- Exercise task:
The entries below are to be written out again without alteration.

(Records from a collection of figures)
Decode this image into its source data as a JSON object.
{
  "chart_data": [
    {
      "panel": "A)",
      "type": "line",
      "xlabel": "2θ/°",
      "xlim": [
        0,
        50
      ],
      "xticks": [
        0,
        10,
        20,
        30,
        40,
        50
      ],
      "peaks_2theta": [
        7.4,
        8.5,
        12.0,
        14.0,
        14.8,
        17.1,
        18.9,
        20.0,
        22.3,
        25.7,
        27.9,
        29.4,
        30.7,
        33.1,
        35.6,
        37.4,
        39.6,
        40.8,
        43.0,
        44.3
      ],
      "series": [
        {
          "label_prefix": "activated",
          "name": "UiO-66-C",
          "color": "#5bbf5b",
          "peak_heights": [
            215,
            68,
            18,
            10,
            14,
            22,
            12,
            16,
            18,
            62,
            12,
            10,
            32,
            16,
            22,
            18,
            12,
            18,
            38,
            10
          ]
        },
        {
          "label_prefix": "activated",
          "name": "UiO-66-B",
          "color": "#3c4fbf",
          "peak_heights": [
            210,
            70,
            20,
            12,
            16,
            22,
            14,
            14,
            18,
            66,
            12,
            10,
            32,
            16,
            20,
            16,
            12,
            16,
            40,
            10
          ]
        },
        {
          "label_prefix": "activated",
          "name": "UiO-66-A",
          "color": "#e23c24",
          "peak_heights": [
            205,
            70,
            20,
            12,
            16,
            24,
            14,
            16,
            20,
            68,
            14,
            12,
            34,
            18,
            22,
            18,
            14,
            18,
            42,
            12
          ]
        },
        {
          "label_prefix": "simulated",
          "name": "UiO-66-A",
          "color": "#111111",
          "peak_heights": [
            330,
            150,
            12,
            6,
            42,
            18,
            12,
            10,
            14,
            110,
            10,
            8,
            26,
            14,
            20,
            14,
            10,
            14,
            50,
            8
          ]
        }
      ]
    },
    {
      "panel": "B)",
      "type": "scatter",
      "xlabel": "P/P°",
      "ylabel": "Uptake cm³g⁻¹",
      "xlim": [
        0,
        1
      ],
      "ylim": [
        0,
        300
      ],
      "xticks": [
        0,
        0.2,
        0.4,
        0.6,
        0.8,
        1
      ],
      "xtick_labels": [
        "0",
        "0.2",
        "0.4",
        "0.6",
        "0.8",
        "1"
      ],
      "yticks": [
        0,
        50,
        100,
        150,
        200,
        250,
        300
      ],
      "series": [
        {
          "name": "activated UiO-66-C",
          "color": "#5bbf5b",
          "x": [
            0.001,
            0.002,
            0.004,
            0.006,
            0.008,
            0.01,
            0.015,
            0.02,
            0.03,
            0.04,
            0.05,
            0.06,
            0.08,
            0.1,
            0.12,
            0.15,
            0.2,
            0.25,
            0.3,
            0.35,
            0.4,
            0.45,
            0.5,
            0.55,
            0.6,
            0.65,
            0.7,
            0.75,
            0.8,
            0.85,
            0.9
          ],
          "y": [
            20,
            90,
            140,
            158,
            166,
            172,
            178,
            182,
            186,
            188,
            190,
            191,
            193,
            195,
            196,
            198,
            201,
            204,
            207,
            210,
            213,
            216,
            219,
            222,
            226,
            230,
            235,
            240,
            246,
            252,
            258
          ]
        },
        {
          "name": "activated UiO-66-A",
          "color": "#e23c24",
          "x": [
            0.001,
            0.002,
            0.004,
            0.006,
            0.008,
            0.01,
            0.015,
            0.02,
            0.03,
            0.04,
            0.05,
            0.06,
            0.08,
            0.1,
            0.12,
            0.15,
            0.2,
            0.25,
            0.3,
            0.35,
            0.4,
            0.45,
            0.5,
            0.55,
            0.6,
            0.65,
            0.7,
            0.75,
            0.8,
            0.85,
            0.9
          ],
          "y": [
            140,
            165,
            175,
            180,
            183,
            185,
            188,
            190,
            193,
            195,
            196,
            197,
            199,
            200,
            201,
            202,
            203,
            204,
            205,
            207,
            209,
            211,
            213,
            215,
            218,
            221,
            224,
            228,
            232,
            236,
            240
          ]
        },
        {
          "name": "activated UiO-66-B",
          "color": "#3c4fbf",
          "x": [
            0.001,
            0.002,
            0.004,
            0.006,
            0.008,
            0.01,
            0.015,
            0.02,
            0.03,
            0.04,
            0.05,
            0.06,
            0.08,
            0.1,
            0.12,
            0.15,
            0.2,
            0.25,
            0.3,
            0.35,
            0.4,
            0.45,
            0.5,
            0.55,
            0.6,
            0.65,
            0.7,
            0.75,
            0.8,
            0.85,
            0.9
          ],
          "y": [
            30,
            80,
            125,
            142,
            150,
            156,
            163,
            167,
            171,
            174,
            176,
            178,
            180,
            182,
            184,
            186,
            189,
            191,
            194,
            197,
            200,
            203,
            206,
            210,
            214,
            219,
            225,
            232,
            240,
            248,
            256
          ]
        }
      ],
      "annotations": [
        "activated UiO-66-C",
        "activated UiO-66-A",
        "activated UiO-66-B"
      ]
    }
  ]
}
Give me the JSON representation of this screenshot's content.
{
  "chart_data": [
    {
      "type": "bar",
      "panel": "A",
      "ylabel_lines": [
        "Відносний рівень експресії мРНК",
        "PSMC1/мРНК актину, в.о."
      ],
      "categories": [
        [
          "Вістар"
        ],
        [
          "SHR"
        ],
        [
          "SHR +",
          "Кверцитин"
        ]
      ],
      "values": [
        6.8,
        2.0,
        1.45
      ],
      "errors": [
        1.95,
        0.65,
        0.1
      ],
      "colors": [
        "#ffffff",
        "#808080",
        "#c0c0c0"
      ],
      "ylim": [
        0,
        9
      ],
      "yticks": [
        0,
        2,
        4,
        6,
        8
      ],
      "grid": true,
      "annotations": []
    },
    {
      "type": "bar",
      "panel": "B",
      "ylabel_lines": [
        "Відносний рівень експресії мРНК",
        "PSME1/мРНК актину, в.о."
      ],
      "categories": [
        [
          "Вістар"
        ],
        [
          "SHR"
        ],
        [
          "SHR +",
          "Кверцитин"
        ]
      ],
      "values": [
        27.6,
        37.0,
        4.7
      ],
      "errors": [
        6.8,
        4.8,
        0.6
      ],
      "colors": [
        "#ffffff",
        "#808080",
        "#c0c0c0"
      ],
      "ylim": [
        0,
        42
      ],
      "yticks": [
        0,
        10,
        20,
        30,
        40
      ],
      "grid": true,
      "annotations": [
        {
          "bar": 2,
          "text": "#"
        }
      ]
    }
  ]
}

- Response:
Decode this image into its source data as a JSON object.
{
  "chart_data": [
    {
      "panel": "A)",
      "type": "line",
      "xlabel": "2θ/°",
      "xlim": [
        0,
        50
      ],
      "xticks": [
        0,
        10,
        20,
        30,
        40,
        50
      ],
      "peaks_2theta": [
        7.4,
        8.5,
        12.0,
        14.0,
        14.8,
        17.1,
        18.9,
        20.0,
        22.3,
        25.7,
        27.9,
        29.4,
        30.7,
        33.1,
        35.6,
        37.4,
        39.6,
        40.8,
        43.0,
        44.3
      ],
      "series": [
        {
          "label_prefix": "activated",
          "name": "UiO-66-C",
          "color": "#5bbf5b",
          "peak_heights": [
            215,
            68,
            18,
            10,
            14,
            22,
            12,
            16,
            18,
            62,
            12,
            10,
            32,
            16,
            22,
            18,
            12,
            18,
            38,
            10
          ]
        },
        {
          "label_prefix": "activated",
          "name": "UiO-66-B",
          "color": "#3c4fbf",
          "peak_heights": [
            210,
            70,
            20,
            12,
            16,
            22,
            14,
            14,
            18,
            66,
            12,
            10,
            32,
            16,
            20,
            16,
            12,
            16,
            40,
            10
          ]
        },
        {
          "label_prefix": "activated",
          "name": "UiO-66-A",
          "color": "#e23c24",
          "peak_heights": [
            205,
            70,
            20,
            12,
            16,
            24,
            14,
            16,
            20,
            68,
            14,
            12,
            34,
            18,
            22,
            18,
            14,
            18,
            42,
            12
          ]
        },
        {
          "label_prefix": "simulated",
          "name": "UiO-66-A",
          "color": "#111111",
          "peak_heights": [
            330,
            150,
            12,
            6,
            42,
            18,
            12,
            10,
            14,
            110,
            10,
            8,
            26,
            14,
            20,
            14,
            10,
            14,
            50,
            8
          ]
        }
      ]
    },
    {
      "panel": "B)",
      "type": "scatter",
      "xlabel": "P/P°",
      "ylabel": "Uptake cm³g⁻¹",
      "xlim": [
        0,
        1
      ],
      "ylim": [
        0,
        300
      ],
      "xticks": [
        0,
        0.2,
        0.4,
        0.6,
        0.8,
        1
      ],
      "xtick_labels": [
        "0",
        "0.2",
        "0.4",
        "0.6",
        "0.8",
        "1"
      ],
      "yticks": [
        0,
        50,
        100,
        150,
        200,
        250,
        300
      ],
      "series": [
        {
          "name": "activated UiO-66-C",
          "color": "#5bbf5b",
          "x": [
            0.001,
            0.002,
            0.004,
            0.006,
            0.008,
            0.01,
            0.015,
            0.02,
            0.03,
            0.04,
            0.05,
            0.06,
            0.08,
            0.1,
            0.12,
            0.15,
            0.2,
            0.25,
            0.3,
            0.35,
            0.4,
            0.45,
            0.5,
            0.55,
            0.6,
            0.65,
            0.7,
            0.75,
            0.8,
            0.85,
            0.9
          ],
          "y": [
            20,
            90,
            140,
            158,
            166,
            172,
            178,
            182,
            186,
            188,
            190,
            191,
            193,
            195,
            196,
            198,
            201,
            204,
            207,
            210,
            213,
            216,
            219,
            222,
            226,
            230,
            235,
            240,
            246,
            252,
            258
          ]
        },
        {
          "name": "activated UiO-66-A",
          "color": "#e23c24",
          "x": [
            0.001,
            0.002,
            0.004,
            0.006,
            0.008,
            0.01,
            0.015,
            0.02,
            0.03,
            0.04,
            0.05,
            0.06,
            0.08,
            0.1,
            0.12,
            0.15,
            0.2,
            0.25,
            0.3,
            0.35,
            0.4,
            0.45,
            0.5,
            0.55,
            0.6,
            0.65,
            0.7,
            0.75,
            0.8,
            0.85,
            0.9
          ],
          "y": [
            140,
            165,
            175,
            180,
            183,
            185,
            188,
            190,
            193,
            195,
            196,
            197,
            199,
            200,
            201,
            202,
            203,
            204,
            205,
            207,
            209,
            211,
            213,
            215,
            218,
            221,
            224,
            228,
            232,
            236,
            240
          ]
        },
        {
          "name": "activated UiO-66-B",
          "color": "#3c4fbf",
          "x": [
            0.001,
            0.002,
            0.004,
            0.006,
            0.008,
            0.01,
            0.015,
            0.02,
            0.03,
            0.04,
            0.05,
            0.06,
            0.08,
            0.1,
            0.12,
            0.15,
            0.2,
            0.25,
            0.3,
            0.35,
            0.4,
            0.45,
            0.5,
            0.55,
            0.6,
            0.65,
            0.7,
            0.75,
            0.8,
            0.85,
            0.9
          ],
          "y": [
            30,
            80,
            125,
            142,
            150,
            156,
            163,
            167,
            171,
            174,
            176,
            178,
            180,
            182,
            184,
            186,
            189,
            191,
            194,
            197,
            200,
            203,
            206,
            210,
            214,
            219,
            225,
            232,
            240,
            248,
            256
          ]
        }
      ],
      "annotations": [
        "activated UiO-66-C",
        "activated UiO-66-A",
        "activated UiO-66-B"
      ]
    }
  ]
}
Give me the JSON representation of this screenshot's content.
{
  "chart_data": [
    {
      "type": "bar",
      "panel": "A",
      "ylabel_lines": [
        "Відносний рівень експресії мРНК",
        "PSMC1/мРНК актину, в.о."
      ],
      "categories": [
        [
          "Вістар"
        ],
        [
          "SHR"
        ],
        [
          "SHR +",
          "Кверцитин"
        ]
      ],
      "values": [
        6.8,
        2.0,
        1.45
      ],
      "errors": [
        1.95,
        0.65,
        0.1
      ],
      "colors": [
        "#ffffff",
        "#808080",
        "#c0c0c0"
      ],
      "ylim": [
        0,
        9
      ],
      "yticks": [
        0,
        2,
        4,
        6,
        8
      ],
      "grid": true,
      "annotations": []
    },
    {
      "type": "bar",
      "panel": "B",
      "ylabel_lines": [
        "Відносний рівень експресії мРНК",
        "PSME1/мРНК актину, в.о."
      ],
      "categories": [
        [
          "Вістар"
        ],
        [
          "SHR"
        ],
        [
          "SHR +",
          "Кверцитин"
        ]
      ],
      "values": [
        27.6,
        37.0,
        4.7
      ],
      "errors": [
        6.8,
        4.8,
        0.6
      ],
      "colors": [
        "#ffffff",
        "#808080",
        "#c0c0c0"
      ],
      "ylim": [
        0,
        42
      ],
      "yticks": [
        0,
        10,
        20,
        30,
        40
      ],
      "grid": true,
      "annotations": [
        {
          "bar": 2,
          "text": "#"
        }
      ]
    }
  ]
}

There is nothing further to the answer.